§ **Set exercise**
Take each line that has the word "Grupo" and return it.

Dataset entries:

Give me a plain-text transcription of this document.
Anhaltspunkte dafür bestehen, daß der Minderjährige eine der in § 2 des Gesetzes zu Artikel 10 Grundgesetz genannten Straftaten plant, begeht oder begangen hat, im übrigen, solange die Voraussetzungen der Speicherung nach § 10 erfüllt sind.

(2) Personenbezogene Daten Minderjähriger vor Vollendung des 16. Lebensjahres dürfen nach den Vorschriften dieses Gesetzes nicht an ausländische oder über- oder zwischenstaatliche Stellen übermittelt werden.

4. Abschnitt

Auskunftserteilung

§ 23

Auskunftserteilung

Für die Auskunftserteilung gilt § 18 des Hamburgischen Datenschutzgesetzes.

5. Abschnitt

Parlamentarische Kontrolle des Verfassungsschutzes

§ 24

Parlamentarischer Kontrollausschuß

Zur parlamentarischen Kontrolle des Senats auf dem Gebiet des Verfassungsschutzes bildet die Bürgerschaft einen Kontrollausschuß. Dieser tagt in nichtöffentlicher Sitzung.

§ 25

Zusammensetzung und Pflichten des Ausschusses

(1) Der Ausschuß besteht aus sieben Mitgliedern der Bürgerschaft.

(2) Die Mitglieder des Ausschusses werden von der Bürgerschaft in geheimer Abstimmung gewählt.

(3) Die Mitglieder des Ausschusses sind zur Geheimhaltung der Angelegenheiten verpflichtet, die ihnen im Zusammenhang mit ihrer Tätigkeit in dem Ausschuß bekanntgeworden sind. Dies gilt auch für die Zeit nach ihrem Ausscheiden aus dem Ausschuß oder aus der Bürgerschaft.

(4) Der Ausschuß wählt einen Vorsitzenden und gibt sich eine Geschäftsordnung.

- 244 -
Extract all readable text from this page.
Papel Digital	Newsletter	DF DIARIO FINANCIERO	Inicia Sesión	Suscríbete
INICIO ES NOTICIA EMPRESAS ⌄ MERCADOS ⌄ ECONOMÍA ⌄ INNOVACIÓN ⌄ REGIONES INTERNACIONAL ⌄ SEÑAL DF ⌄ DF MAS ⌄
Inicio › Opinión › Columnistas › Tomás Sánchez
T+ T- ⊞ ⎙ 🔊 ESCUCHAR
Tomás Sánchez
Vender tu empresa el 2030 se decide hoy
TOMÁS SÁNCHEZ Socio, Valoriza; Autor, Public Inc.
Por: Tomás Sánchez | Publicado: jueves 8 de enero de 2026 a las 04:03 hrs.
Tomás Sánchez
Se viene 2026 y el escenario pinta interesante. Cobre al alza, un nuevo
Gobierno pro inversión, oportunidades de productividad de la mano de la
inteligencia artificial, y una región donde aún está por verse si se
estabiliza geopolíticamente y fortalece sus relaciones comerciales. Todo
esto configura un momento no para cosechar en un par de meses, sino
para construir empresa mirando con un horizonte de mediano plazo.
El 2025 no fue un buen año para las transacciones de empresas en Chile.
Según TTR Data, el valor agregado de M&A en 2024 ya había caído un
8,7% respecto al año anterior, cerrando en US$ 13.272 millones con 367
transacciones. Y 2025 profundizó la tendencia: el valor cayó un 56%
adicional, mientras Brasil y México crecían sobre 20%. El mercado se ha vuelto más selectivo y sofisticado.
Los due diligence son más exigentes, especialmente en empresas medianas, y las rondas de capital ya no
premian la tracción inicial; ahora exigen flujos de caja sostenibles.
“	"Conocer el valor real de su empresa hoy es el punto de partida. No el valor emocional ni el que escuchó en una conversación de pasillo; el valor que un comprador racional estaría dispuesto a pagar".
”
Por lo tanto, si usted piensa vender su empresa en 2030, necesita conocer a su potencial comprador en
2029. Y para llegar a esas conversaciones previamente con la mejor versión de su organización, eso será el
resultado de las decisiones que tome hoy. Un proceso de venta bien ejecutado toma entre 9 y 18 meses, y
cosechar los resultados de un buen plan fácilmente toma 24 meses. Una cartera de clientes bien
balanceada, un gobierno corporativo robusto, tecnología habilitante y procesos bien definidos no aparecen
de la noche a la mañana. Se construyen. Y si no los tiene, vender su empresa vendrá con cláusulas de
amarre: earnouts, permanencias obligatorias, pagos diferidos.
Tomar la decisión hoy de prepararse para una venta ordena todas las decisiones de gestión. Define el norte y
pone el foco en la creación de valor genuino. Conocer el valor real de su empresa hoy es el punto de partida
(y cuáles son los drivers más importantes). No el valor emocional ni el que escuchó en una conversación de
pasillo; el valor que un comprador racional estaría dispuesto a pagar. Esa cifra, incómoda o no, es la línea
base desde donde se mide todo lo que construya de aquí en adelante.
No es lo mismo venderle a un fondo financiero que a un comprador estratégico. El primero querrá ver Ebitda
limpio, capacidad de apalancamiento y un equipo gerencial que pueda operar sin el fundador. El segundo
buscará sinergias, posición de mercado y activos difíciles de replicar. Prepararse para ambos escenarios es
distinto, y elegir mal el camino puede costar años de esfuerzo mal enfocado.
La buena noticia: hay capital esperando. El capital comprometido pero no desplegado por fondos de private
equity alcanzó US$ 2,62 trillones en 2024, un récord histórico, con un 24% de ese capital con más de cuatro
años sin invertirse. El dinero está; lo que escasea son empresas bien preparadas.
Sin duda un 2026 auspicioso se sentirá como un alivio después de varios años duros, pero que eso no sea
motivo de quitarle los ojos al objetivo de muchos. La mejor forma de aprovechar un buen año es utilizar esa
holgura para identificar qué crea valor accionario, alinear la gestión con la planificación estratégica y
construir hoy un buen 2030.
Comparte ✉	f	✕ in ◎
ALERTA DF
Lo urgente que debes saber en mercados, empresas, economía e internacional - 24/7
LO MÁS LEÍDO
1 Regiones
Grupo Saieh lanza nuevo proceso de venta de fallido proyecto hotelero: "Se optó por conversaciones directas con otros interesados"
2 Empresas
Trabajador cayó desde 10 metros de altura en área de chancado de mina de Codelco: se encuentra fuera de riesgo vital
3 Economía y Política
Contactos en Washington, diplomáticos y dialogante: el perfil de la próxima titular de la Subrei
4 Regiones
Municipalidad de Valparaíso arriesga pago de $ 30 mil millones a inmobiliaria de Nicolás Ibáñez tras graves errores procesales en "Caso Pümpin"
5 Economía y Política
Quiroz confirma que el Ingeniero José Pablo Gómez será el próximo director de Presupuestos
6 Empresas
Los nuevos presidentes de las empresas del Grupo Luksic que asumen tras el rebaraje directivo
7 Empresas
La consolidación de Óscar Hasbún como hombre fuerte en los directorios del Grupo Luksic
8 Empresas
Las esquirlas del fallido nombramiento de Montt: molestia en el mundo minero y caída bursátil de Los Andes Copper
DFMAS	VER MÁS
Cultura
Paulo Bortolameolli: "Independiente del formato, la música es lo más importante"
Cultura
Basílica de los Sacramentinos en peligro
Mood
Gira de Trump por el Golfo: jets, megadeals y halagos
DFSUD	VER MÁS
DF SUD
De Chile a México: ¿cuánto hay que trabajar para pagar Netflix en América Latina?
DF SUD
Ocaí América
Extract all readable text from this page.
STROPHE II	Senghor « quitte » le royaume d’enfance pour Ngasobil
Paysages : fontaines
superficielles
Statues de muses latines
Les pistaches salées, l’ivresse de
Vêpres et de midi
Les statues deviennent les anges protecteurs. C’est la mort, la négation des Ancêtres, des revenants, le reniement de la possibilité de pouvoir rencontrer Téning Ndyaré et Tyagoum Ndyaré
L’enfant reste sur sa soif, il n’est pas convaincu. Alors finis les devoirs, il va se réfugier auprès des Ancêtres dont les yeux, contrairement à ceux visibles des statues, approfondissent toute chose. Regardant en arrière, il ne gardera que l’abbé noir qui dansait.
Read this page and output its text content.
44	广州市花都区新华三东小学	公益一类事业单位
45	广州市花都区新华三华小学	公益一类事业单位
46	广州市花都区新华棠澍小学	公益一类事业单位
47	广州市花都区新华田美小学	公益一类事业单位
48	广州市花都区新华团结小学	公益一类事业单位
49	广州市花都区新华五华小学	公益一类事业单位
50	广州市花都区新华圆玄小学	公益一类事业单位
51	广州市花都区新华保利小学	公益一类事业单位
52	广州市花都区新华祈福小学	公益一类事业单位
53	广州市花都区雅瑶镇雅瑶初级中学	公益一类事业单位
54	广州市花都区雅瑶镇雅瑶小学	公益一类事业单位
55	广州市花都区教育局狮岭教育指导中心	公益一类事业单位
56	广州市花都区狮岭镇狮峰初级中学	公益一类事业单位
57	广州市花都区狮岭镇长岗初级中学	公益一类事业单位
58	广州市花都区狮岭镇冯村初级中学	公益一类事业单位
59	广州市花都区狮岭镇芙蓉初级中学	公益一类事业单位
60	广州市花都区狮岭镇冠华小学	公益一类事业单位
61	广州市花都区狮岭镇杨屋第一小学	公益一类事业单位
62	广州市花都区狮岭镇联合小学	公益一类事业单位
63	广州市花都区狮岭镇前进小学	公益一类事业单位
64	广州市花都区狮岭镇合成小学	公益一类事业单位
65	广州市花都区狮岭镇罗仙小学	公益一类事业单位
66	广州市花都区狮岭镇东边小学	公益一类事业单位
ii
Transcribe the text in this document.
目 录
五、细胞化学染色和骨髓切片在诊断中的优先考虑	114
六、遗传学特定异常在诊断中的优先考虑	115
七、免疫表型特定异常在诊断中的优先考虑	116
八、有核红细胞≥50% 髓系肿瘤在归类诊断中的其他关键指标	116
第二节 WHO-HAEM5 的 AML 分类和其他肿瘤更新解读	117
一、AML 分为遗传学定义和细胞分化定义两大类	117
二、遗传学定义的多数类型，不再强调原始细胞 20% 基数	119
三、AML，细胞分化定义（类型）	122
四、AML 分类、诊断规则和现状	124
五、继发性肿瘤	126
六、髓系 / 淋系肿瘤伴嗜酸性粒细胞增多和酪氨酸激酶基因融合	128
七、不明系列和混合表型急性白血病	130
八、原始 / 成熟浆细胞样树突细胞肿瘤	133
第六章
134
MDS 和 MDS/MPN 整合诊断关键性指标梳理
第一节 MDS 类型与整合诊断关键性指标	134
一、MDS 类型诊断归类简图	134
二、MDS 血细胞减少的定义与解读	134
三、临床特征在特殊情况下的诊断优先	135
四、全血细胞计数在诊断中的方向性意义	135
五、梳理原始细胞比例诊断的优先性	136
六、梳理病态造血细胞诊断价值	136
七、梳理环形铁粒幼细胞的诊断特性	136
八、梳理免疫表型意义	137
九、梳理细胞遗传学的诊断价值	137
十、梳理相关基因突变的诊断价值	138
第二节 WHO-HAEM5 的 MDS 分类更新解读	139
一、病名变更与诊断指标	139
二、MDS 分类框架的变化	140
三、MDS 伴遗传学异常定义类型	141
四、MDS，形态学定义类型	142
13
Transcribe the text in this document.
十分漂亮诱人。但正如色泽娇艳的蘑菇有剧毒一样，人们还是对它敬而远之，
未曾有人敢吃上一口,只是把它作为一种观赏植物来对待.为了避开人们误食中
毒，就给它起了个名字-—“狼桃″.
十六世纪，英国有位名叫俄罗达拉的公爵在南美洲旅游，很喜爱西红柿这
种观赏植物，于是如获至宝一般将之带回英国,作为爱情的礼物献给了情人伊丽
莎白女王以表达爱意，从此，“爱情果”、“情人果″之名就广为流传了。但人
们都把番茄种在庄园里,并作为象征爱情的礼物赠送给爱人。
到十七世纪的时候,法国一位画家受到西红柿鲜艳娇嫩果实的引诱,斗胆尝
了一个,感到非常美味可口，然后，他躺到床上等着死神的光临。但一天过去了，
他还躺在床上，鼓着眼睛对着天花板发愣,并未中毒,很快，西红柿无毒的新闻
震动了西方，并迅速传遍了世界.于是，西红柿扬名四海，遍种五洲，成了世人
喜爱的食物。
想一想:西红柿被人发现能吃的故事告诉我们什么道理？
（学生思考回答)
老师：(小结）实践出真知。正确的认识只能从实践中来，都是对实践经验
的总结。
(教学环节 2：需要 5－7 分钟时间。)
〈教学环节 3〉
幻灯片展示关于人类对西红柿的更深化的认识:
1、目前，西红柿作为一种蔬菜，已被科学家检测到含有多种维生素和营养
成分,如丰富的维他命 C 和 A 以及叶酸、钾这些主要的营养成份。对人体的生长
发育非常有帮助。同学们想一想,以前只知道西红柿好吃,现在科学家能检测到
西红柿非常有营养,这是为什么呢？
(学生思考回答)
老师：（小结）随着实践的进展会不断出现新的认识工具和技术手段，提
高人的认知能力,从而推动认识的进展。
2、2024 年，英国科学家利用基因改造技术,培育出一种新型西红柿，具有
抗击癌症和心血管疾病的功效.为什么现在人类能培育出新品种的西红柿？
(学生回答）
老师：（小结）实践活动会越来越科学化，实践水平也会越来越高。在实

§ **Solution to this task**
Grupo Saieh lanza nuevo proceso de venta de fallido proyecto hotelero: "Se optó por conversaciones directas con otros interesados"
Los nuevos presidentes de las empresas del Grupo Luksic que asumen tras el rebaraje directivo
La consolidación de Óscar Hasbún como hombre fuerte en los directorios del Grupo Luksic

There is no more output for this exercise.